Consigne 1
Indiquez si chacun des énoncés suivants concorde avec les observations écrites du demandeur, en répondant par oui ou par non et en citant textuellement les mots décisifs. (a) Le demandeur soutient que les questions qu'il soulève relèvent de l'équité procédurale. (b) Selon le demandeur, les documents communiqués par le ministre indiquent clairement qu'il a été déclaré coupable de voie de fait armée. (c) L'avocat du demandeur a consacré peu de temps, à l'audience, à comparer les déclarations de culpabilité américaines et canadiennes.
Consigne 2
Reproduisez le passage des observations écrites du demandeur qui s'ouvre sur les mots contenant « [24]           Le demandeur » et se clôt sur « de culpabilité antérieures. », en y remplaçant « avocat » par « procureur ».
Consigne 3
Reprenez la rédaction des observations écrites du demandeur à la suite de la dernière phrase présentée.

+++ Texte fourni

Observations écrites du demandeur

 

[22]           Le demandeur affirme que la Commission a commis une erreur en n’évaluant pas l’équivalent canadien de ses déclarations de culpabilité au criminel aux É.‑U., en n’évaluant pas des facteurs pertinents et en refusant d’accepter les documents qu’il voulait communiquer après la clôture de l’audience. Le demandeur affirme que toutes ces questions ont trait à l’équité procédurale et qu’elles sont donc assujetties à la norme de contrôle de la décision correcte. Il ajoute qu’en cas de manquement aux principes de justice naturelle ou d’équité procédurale au cours du processus de prise d’une mesure d’exclusion visant un ressortissant étranger, la mesure d’exclusion est invalide et doit être annulée.

 

[23]           Sur la première question, le demandeur soutient que la Commission n’a pas correctement énoncé ses déclarations de culpabilité. Les documents communiqués par le ministre sur lesquels la Commission s’est fiée n’indiquent pas clairement si le demandeur a été déclaré coupable de voie de fait armée, de voie de fait causant des lésions corporelles ou de voie de fait causant des blessures corporelles par négligence. Ainsi, la conclusion de la Commission suivant laquelle le demandeur avait été reconnu coupable de voie de fait armée est inexacte. Pour déterminer si les déclarations de culpabilité du demandeur visaient des crimes graves de droit commun, il était impératif que la Commission fonde sa décision sur des faits exacts. Comme la Commission a négligé de le faire et qu’elle n’a pas non plus analysé les équivalences de ses déclarations de culpabilité américaines en droit criminel canadien, sa décision est viciée.

 

[24]           Le demandeur fait valoir qu’à l’audience, son avocat a consacré beaucoup de temps à comparer les déclarations de culpabilité américaines et canadiennes. Les observations formulées par son avocat ont permis de douter que les déclarations de culpabilité américaines équivalaient à des crimes graves de droit commun au Canada. Le demandeur affirme également que la Commission a commis une erreur en ne tenant pas compte des éléments de preuve qu’il avait soumis pour déterminer s’il existait des motifs sérieux justifiant ses déclarations de culpabilité antérieures.

++++++
+++ Entrées

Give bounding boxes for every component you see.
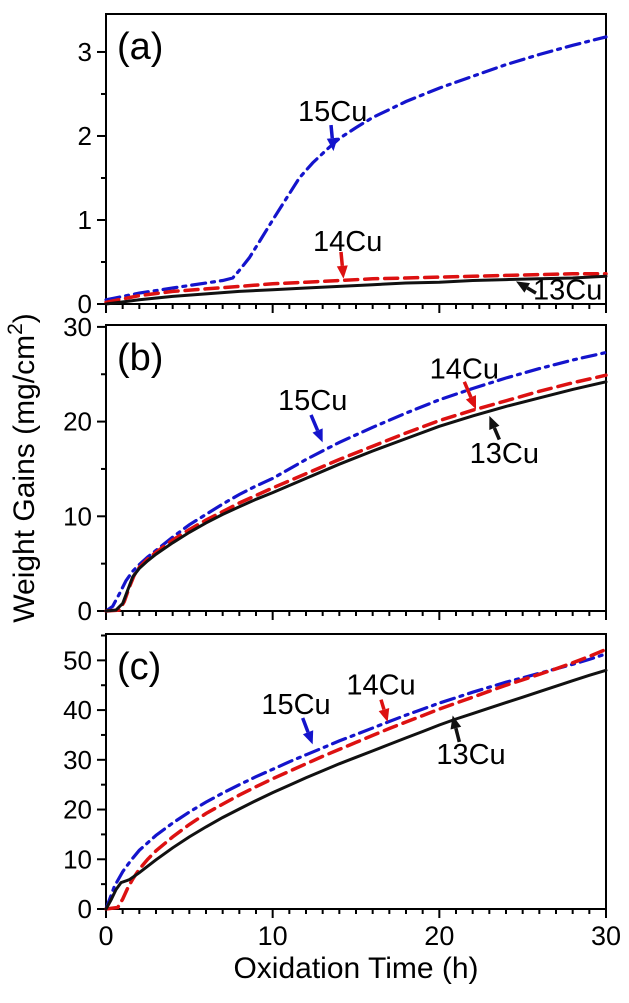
y-tick-label: 1 <box>78 205 92 235</box>
annotation-arrow-line-15Cu <box>301 717 310 733</box>
annotation-label-13Cu: 13Cu <box>470 438 539 470</box>
annotation-arrow-head-13Cu <box>489 415 500 431</box>
annotation-label-14Cu: 14Cu <box>313 226 382 258</box>
y-tick-label: 10 <box>63 501 92 531</box>
y-tick-label: 30 <box>63 745 92 775</box>
panels-group: 0 1 2 3 (a) 15Cu 14Cu 13Cu 0 10 20 30 (b) 15Cu 14Cu 13C… <box>63 13 621 951</box>
annotation-arrow-line-13Cu <box>492 427 501 441</box>
series-line-14Cu <box>104 373 608 613</box>
y-tick-label: 20 <box>63 407 92 437</box>
annotation-arrow-head-14Cu <box>336 265 348 279</box>
y-axis-title: Weight Gains (mg/cm2) <box>4 313 41 623</box>
annotation-arrow-line-13Cu <box>526 286 537 295</box>
series-line-15Cu <box>104 350 608 613</box>
panel-b: 0 10 20 30 (b) 15Cu 14Cu 13Cu <box>63 312 608 626</box>
annotation-arrow-head-13Cu <box>516 281 530 293</box>
y-tick-label: 50 <box>63 645 92 675</box>
series-line-15Cu <box>104 35 608 302</box>
x-tick-label: 30 <box>591 921 621 951</box>
y-tick-label: 0 <box>78 596 92 626</box>
series-line-13Cu <box>104 668 608 911</box>
y-tick-label: 20 <box>63 795 92 825</box>
annotation-arrow-line-13Cu <box>454 727 462 743</box>
annotation-label-15Cu: 15Cu <box>261 689 330 721</box>
panel-letter-b: (b) <box>117 337 163 379</box>
annotation-arrow-head-13Cu <box>450 715 462 730</box>
series-line-14Cu <box>104 647 608 911</box>
y-tick-label: 30 <box>63 312 92 342</box>
x-tick-label: 0 <box>98 921 113 951</box>
x-axis-title: Oxidation Time (h) <box>233 952 478 985</box>
annotation-arrow-line-15Cu <box>329 124 334 139</box>
y-tick-label: 2 <box>78 121 92 151</box>
y-tick-label: 10 <box>63 844 92 874</box>
x-tick-label: 10 <box>258 921 288 951</box>
annotation-arrow-line-14Cu <box>339 251 345 267</box>
y-tick-label: 40 <box>63 695 92 725</box>
annotation-arrow-head-15Cu <box>312 428 323 443</box>
annotation-arrow-line-14Cu <box>462 381 473 399</box>
panel-c: 0 10 20 30 40 50 0 10 20 30 (c) 15Cu 14Cu 13Cu <box>63 633 621 951</box>
series-line-13Cu <box>104 274 608 306</box>
y-tick-label: 0 <box>78 894 92 924</box>
annotation-label-14Cu: 14Cu <box>346 670 415 702</box>
annotation-label-13Cu: 13Cu <box>533 275 602 307</box>
panel-letter-a: (a) <box>117 26 163 68</box>
annotation-arrow-head-15Cu <box>326 137 338 152</box>
y-tick-label: 0 <box>78 289 92 319</box>
y-tick-label: 3 <box>78 37 92 67</box>
annotation-arrow-head-14Cu <box>465 395 476 410</box>
annotation-label-13Cu: 13Cu <box>436 739 505 771</box>
annotation-label-15Cu: 15Cu <box>278 385 347 417</box>
annotation-arrow-head-15Cu <box>302 730 314 745</box>
annotation-arrow-line-14Cu <box>379 699 386 711</box>
series-line-14Cu <box>104 272 608 305</box>
panel-letter-c: (c) <box>117 646 161 688</box>
x-tick-label: 20 <box>424 921 454 951</box>
annotation-label-14Cu: 14Cu <box>430 354 499 386</box>
series-line-15Cu <box>104 652 608 911</box>
panel-a: 0 1 2 3 (a) 15Cu 14Cu 13Cu <box>78 13 608 319</box>
annotation-arrow-line-15Cu <box>309 414 320 432</box>
annotation-label-15Cu: 15Cu <box>298 96 367 128</box>
annotation-arrow-head-14Cu <box>378 707 390 723</box>
series-line-13Cu <box>104 380 608 613</box>
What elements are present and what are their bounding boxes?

++++++

Réponse rédigée 1
(a) Oui : « Le demandeur affirme que toutes ces questions ont trait à l’équité procédurale ».
(b) Non : « Les documents communiqués par le ministre sur lesquels la Commission s’est fiée n’indiquent pas clairement si le demandeur a été déclaré coupable de voie de fait armée ».
(c) Non : « son avocat a consacré beaucoup de temps à comparer les déclarations de culpabilité américaines et canadiennes ».

Réponse rédigée 2
[24]           Le demandeur fait valoir qu’à l’audience, son procureur a consacré beaucoup de temps à comparer les déclarations de culpabilité américaines et canadiennes. Les observations formulées par son procureur ont permis de douter que les déclarations de culpabilité américaines équivalaient à des crimes graves de droit commun au Canada. Le demandeur affirme également que la Commission a commis une erreur en ne tenant pas compte des éléments de preuve qu’il avait soumis pour déterminer s’il existait des motifs sérieux justifiant ses déclarations de culpabilité antérieures.

Réponse rédigée 3
[25]           Sur la deuxième question, le demandeur soutient que la Commission n’a pas procédé à une analyse appropriée conformément aux consignes données dans l’arrêt Jayasekara, précité. Dans cet arrêt, la Cour d’appel fédérale a expliqué que les décideurs devaient tenir compte de cinq facteurs qui étaient susceptibles de réfuter la présomption de l’existence d’un crime grave de droit commun, à savoir : l’évaluation des éléments constitutifs du crime, le mode de poursuite, la peine prévue, les faits et, enfin, les circonstances atténuantes et aggravantes sous‑jacentes à la déclaration de culpabilité.

 

[26]           Dans le cas qui nous occupe, le demandeur affirme que la Commission n’a pas évalué le mode de poursuite ni les éléments constitutifs du crime et qu’elle a commis une erreur dans son appréciation des circonstances atténuantes. En ce qui concerne la gravité de l’infraction, le demandeur affirme qu’il a expliqué les présumées contradictions que comportait sa version des faits en ce qui concerne sa première déclaration de culpabilité à l’audience, lorsqu’il a corrigé l’interprète. La Commission a commis une erreur en ignorant le fait que l’arme en question était un tube en plastique et que le demandeur avait écopé d’une peine peu sévère et n’avait pas été condamné à une peine d’emprisonnement.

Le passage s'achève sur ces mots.